D'après le cours sur les transferts horizontaux de gènes, pourquoi un gène anormalement semblable chez deux espèces très éloignées permet-il de reconnaître un transfert horizontal ? Répondez en une ou deux phrases.

=== EXTRAIT DU DOCUMENT ===
***

Les transferts horizontaux de gènes : des échanges génétiques hors de la reproduction

Spé. SVT · Terminale · cours rédigé et vérifié par Claryo, conforme au Bulletin officiel

L'essentiel

Les génomes n'évoluent pas uniquement par transmission verticale (de parents à descendants). Ils peuvent aussi s'enrichir d'ADN venu d'autres organismes par transfert horizontal de gènes : un passage de matériel génétique sans lien de descendance directe, parfois entre espèces différentes.

Chez les procaryotes, trois mécanismes principaux sont à l'œuvre : · la conjugaison : transfert d'un plasmide d'une bactérie donneuse à une receveuse par un pont cytoplasmique ; · la transformation : capture d'ADN libre du milieu ; · la transduction : transfert d'ADN d'une bactérie à une autre par un virus bactériophage. Ces transferts expliquent la diffusion rapide des gènes de résistance aux antibiotiques : un plasmide de résistance se propage d'une bactérie à l'autre, et la sélection par l'antibiotique fait croître la proportion de bactéries résistantes.

Chez les eucaryotes, le transfert horizontal passe notamment par l'intégration de séquences virales. Un rétrovirus rétrotranscrit son ARN en ADN qui s'insère dans le génome de l'hôte ; si la cellule infectée est germinale, la séquence devient héréditaire. Environ 8\,\% du génome humain est d'origine rétrovirale. Certaines de ces séquences ont été domestiquées : la syncytine, d'origine virale, intervient dans la formation du placenta des mammifères.

On reconnaît un transfert horizontal lorsqu'un gène est anormalement semblable entre deux espèces très éloignées : un héritage vertical aurait laissé les séquences diverger fortement.

Formules et schémas clés

· Indice de transfert : forte identité de séquence (ex. 99\,\%) entre espèces phylogénétiquement éloignées. · Schéma à savoir : conjugaison bactérienne (donneuse → pilus → receveuse) et intégration d'un rétrovirus.

***

[Données de prédiction de boîtes englobantes]
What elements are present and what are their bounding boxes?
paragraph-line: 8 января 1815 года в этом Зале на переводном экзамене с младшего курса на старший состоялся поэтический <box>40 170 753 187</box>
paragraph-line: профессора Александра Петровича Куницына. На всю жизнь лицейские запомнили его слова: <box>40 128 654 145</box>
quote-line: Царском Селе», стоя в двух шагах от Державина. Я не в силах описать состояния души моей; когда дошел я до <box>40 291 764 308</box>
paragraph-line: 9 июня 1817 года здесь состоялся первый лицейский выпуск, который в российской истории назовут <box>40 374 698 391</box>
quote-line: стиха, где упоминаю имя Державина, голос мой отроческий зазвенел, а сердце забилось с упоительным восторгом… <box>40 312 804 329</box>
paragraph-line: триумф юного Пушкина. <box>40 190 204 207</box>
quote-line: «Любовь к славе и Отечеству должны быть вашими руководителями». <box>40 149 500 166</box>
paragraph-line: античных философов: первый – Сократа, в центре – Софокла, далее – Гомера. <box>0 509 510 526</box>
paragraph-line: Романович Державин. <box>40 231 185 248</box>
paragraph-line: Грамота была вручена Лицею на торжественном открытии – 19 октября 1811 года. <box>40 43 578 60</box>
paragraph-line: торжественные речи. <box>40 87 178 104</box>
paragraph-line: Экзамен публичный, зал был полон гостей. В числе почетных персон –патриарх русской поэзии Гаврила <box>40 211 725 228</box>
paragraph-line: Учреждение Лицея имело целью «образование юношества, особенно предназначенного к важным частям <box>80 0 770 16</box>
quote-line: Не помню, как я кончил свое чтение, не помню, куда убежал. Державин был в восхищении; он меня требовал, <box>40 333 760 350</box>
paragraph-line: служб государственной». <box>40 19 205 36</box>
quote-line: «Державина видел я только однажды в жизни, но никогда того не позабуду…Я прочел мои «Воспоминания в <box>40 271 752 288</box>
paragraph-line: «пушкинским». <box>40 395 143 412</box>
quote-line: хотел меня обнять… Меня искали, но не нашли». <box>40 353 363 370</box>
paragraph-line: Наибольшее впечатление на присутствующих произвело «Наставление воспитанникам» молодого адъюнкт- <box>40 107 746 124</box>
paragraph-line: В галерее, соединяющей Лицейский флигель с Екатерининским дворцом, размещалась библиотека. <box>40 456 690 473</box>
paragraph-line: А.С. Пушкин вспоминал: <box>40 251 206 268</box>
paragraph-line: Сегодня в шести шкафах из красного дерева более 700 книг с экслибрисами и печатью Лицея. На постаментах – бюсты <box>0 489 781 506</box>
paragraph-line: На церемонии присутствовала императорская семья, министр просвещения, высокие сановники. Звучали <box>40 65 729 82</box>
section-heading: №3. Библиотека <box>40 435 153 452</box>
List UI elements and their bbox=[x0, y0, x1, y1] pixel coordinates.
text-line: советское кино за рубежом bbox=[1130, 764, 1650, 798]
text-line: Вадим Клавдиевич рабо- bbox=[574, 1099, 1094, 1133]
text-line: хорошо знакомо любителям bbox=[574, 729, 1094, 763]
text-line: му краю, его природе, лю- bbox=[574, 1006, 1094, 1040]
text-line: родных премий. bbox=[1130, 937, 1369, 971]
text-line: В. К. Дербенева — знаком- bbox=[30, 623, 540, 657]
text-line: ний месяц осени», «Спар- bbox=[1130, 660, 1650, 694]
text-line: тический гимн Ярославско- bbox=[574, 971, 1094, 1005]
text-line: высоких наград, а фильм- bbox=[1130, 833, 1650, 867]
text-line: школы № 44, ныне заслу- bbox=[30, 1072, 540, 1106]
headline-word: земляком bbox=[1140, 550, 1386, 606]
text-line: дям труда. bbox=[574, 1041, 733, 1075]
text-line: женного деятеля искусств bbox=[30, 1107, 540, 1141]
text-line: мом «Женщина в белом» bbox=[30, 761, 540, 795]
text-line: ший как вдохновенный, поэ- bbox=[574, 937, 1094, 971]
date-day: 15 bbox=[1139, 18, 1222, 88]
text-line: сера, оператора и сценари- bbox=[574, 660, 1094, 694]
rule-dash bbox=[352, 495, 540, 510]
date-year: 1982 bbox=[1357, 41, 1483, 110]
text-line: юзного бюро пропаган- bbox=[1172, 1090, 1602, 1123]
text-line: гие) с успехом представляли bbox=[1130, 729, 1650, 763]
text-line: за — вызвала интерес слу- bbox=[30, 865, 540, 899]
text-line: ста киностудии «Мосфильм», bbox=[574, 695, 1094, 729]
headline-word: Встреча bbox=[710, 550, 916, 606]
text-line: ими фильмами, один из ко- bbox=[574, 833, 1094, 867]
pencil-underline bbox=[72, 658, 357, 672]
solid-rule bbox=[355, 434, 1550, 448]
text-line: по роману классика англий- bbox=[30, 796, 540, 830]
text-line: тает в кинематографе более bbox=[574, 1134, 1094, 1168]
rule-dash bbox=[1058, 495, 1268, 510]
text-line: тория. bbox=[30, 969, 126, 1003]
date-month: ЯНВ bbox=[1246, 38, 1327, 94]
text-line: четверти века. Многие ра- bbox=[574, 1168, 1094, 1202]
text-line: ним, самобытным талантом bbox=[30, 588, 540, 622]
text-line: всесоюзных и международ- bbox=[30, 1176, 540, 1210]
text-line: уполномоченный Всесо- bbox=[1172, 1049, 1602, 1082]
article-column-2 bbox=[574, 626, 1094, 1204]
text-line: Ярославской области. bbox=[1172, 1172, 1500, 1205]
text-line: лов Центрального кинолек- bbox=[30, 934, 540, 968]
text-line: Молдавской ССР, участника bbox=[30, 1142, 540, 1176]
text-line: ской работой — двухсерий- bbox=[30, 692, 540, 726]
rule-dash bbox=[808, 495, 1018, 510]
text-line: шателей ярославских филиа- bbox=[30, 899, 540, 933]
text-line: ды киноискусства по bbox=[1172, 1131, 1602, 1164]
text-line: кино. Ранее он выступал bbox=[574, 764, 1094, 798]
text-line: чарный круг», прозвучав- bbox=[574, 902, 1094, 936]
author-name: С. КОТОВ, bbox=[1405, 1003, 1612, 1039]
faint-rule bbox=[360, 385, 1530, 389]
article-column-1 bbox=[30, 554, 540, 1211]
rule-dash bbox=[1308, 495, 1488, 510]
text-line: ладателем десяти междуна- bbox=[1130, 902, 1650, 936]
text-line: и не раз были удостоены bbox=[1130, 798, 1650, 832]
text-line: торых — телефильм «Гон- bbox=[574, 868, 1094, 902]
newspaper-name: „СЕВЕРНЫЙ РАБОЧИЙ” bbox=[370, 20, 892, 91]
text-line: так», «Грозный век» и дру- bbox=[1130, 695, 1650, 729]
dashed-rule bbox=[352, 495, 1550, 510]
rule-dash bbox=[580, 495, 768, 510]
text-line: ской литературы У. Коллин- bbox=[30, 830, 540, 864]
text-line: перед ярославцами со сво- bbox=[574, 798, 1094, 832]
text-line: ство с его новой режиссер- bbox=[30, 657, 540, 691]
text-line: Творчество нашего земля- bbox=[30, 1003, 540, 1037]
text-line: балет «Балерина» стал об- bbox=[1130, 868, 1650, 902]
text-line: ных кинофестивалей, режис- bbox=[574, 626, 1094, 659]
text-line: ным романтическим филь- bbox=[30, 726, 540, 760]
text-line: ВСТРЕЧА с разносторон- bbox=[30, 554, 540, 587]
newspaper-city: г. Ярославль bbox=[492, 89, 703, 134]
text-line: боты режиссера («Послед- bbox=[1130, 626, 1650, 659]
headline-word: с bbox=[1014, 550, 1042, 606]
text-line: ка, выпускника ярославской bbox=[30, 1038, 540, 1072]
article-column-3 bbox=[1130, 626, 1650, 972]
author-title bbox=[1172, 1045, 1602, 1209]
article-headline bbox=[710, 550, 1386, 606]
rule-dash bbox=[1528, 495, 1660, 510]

***

=== CORRIGÉ ===
Un héritage vertical aurait laissé les séquences de ces deux espèces diverger fortement. Une ressemblance anormale ne s'explique donc pas par la descendance, mais par un transfert horizontal.